WHAT IS NEEDED - Make an exact copy of all the entries below, with the pictures left out.

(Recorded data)
+ + + +

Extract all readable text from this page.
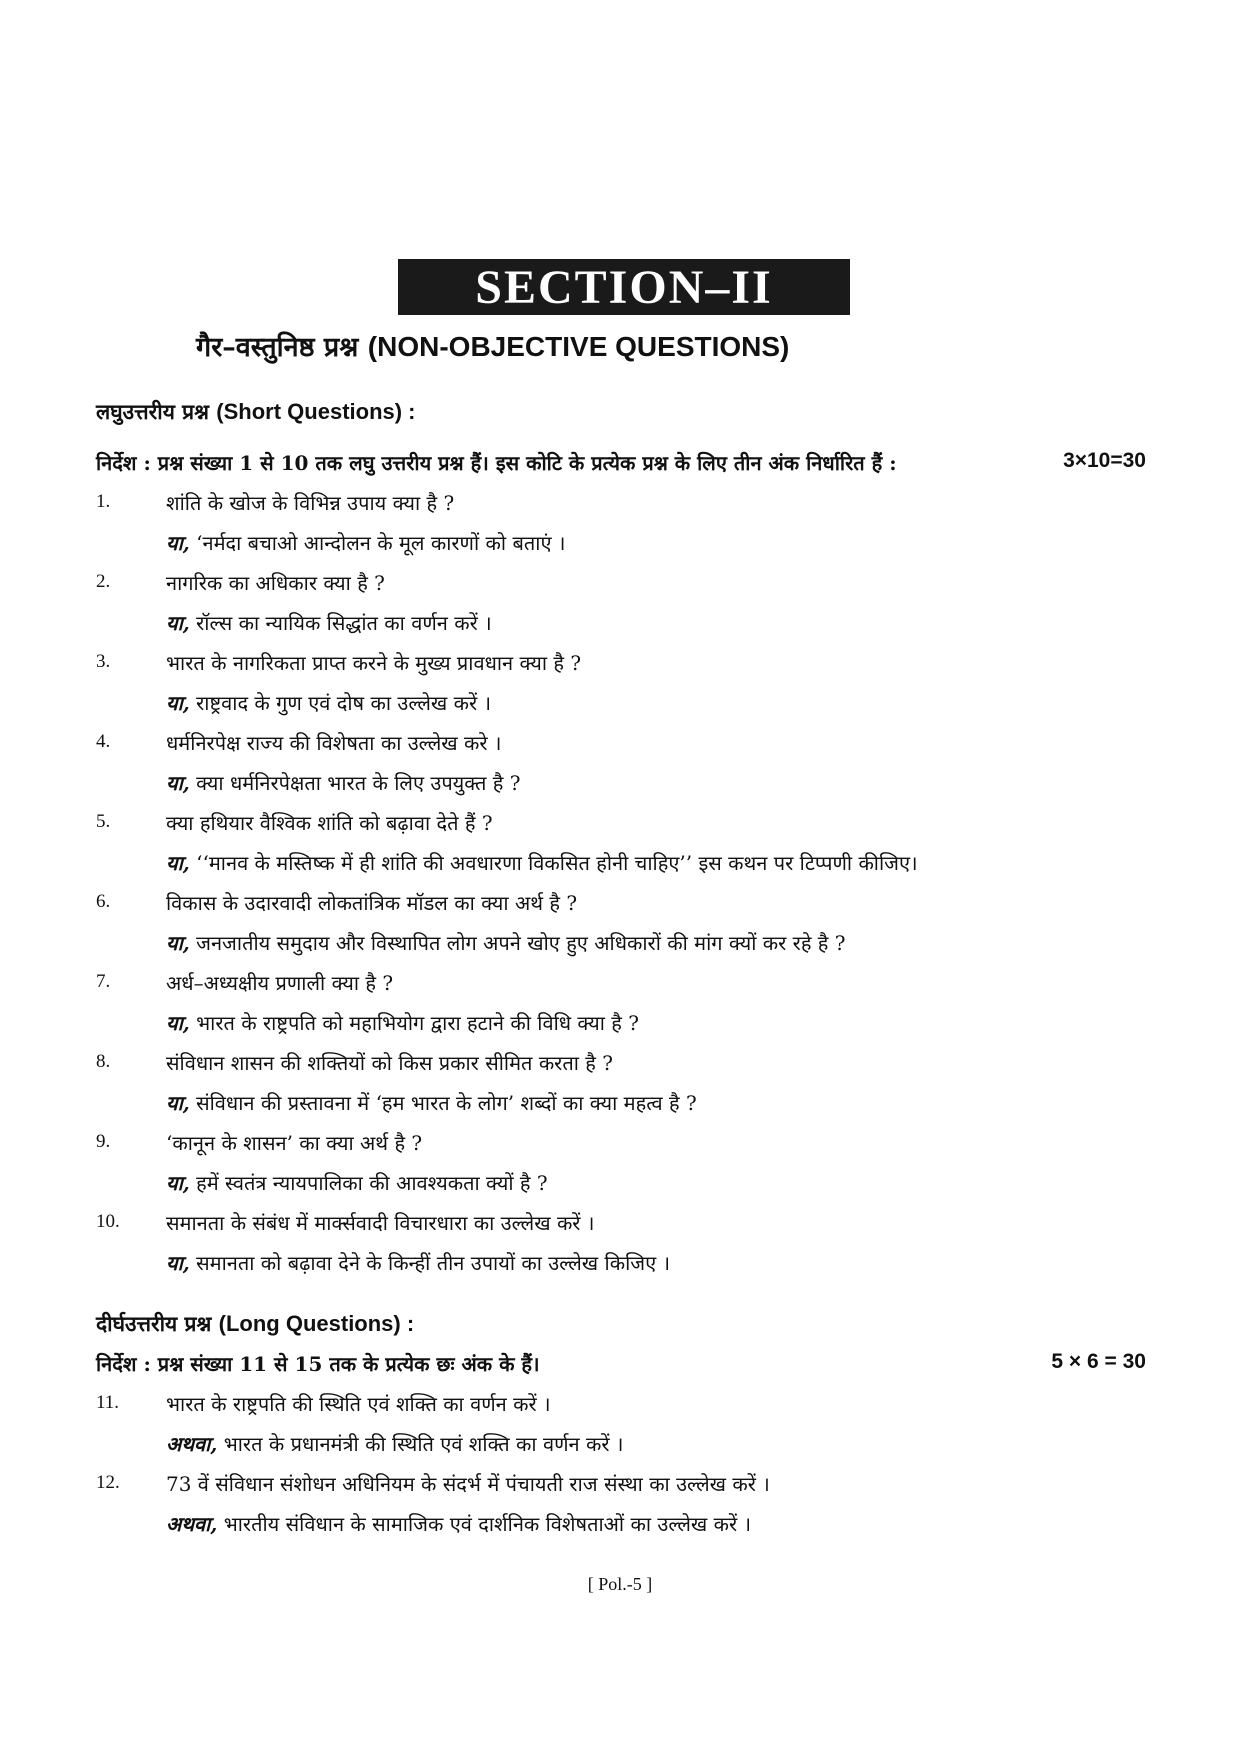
SECTION–II
गैर–वस्तुनिष्ठ प्रश्न (NON-OBJECTIVE QUESTIONS)
लघुउत्तरीय प्रश्न (Short Questions) :
निर्देश : प्रश्न संख्या 1 से 10 तक लघु उत्तरीय प्रश्न हैं। इस कोटि के प्रत्येक प्रश्न के लिए तीन अंक निर्धारित हैं :	3×10=30
1.	शांति के खोज के विभिन्न उपाय क्या है ?
या, ‘नर्मदा बचाओ आन्दोलन के मूल कारणों को बताएं ।
2.	नागरिक का अधिकार क्या है ?
या, रॉल्स का न्यायिक सिद्धांत का वर्णन करें ।
3.	भारत के नागरिकता प्राप्त करने के मुख्य प्रावधान क्या है ?
या, राष्ट्रवाद के गुण एवं दोष का उल्लेख करें ।
4.	धर्मनिरपेक्ष राज्य की विशेषता का उल्लेख करे ।
या, क्या धर्मनिरपेक्षता भारत के लिए उपयुक्त है ?
5.	क्या हथियार वैश्विक शांति को बढ़ावा देते हैं ?
या, ‘‘मानव के मस्तिष्क में ही शांति की अवधारणा विकसित होनी चाहिए’’ इस कथन पर टिप्पणी कीजिए।
6.	विकास के उदारवादी लोकतांत्रिक मॉडल का क्या अर्थ है ?
या, जनजातीय समुदाय और विस्थापित लोग अपने खोए हुए अधिकारों की मांग क्यों कर रहे है ?
7.	अर्ध–अध्यक्षीय प्रणाली क्या है ?
या, भारत के राष्ट्रपति को महाभियोग द्वारा हटाने की विधि क्या है ?
8.	संविधान शासन की शक्तियों को किस प्रकार सीमित करता है ?
या, संविधान की प्रस्तावना में ‘हम भारत के लोग’ शब्दों का क्या महत्व है ?
9.	‘कानून के शासन’ का क्या अर्थ है ?
या, हमें स्वतंत्र न्यायपालिका की आवश्यकता क्यों है ?
10. समानता के संबंध में मार्क्सवादी विचारधारा का उल्लेख करें ।
या, समानता को बढ़ावा देने के किन्हीं तीन उपायों का उल्लेख किजिए ।
दीर्घउत्तरीय प्रश्न (Long Questions) :
निर्देश : प्रश्न संख्या 11 से 15 तक के प्रत्येक छः अंक के हैं।	5 × 6 = 30
11. भारत के राष्ट्रपति की स्थिति एवं शक्ति का वर्णन करें ।
अथवा, भारत के प्रधानमंत्री की स्थिति एवं शक्ति का वर्णन करें ।
12. 73 वें संविधान संशोधन अधिनियम के संदर्भ में पंचायती राज संस्था का उल्लेख करें ।
अथवा, भारतीय संविधान के सामाजिक एवं दार्शनिक विशेषताओं का उल्लेख करें ।
[ Pol.-5 ]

+ + + +

EXERCISE RESULT -
Extract all readable text from this page.
SECTION–II
गैर–वस्तुनिष्ठ प्रश्न (NON-OBJECTIVE QUESTIONS)
लघुउत्तरीय प्रश्न (Short Questions) :
निर्देश : प्रश्न संख्या 1 से 10 तक लघु उत्तरीय प्रश्न हैं। इस कोटि के प्रत्येक प्रश्न के लिए तीन अंक निर्धारित हैं :	3×10=30
1.	शांति के खोज के विभिन्न उपाय क्या है ?
या, ‘नर्मदा बचाओ आन्दोलन के मूल कारणों को बताएं ।
2.	नागरिक का अधिकार क्या है ?
या, रॉल्स का न्यायिक सिद्धांत का वर्णन करें ।
3.	भारत के नागरिकता प्राप्त करने के मुख्य प्रावधान क्या है ?
या, राष्ट्रवाद के गुण एवं दोष का उल्लेख करें ।
4.	धर्मनिरपेक्ष राज्य की विशेषता का उल्लेख करे ।
या, क्या धर्मनिरपेक्षता भारत के लिए उपयुक्त है ?
5.	क्या हथियार वैश्विक शांति को बढ़ावा देते हैं ?
या, ‘‘मानव के मस्तिष्क में ही शांति की अवधारणा विकसित होनी चाहिए’’ इस कथन पर टिप्पणी कीजिए।
6.	विकास के उदारवादी लोकतांत्रिक मॉडल का क्या अर्थ है ?
या, जनजातीय समुदाय और विस्थापित लोग अपने खोए हुए अधिकारों की मांग क्यों कर रहे है ?
7.	अर्ध–अध्यक्षीय प्रणाली क्या है ?
या, भारत के राष्ट्रपति को महाभियोग द्वारा हटाने की विधि क्या है ?
8.	संविधान शासन की शक्तियों को किस प्रकार सीमित करता है ?
या, संविधान की प्रस्तावना में ‘हम भारत के लोग’ शब्दों का क्या महत्व है ?
9.	‘कानून के शासन’ का क्या अर्थ है ?
या, हमें स्वतंत्र न्यायपालिका की आवश्यकता क्यों है ?
10. समानता के संबंध में मार्क्सवादी विचारधारा का उल्लेख करें ।
या, समानता को बढ़ावा देने के किन्हीं तीन उपायों का उल्लेख किजिए ।
दीर्घउत्तरीय प्रश्न (Long Questions) :
निर्देश : प्रश्न संख्या 11 से 15 तक के प्रत्येक छः अंक के हैं।	5 × 6 = 30
11. भारत के राष्ट्रपति की स्थिति एवं शक्ति का वर्णन करें ।
अथवा, भारत के प्रधानमंत्री की स्थिति एवं शक्ति का वर्णन करें ।
12. 73 वें संविधान संशोधन अधिनियम के संदर्भ में पंचायती राज संस्था का उल्लेख करें ।
अथवा, भारतीय संविधान के सामाजिक एवं दार्शनिक विशेषताओं का उल्लेख करें ।
[ Pol.-5 ]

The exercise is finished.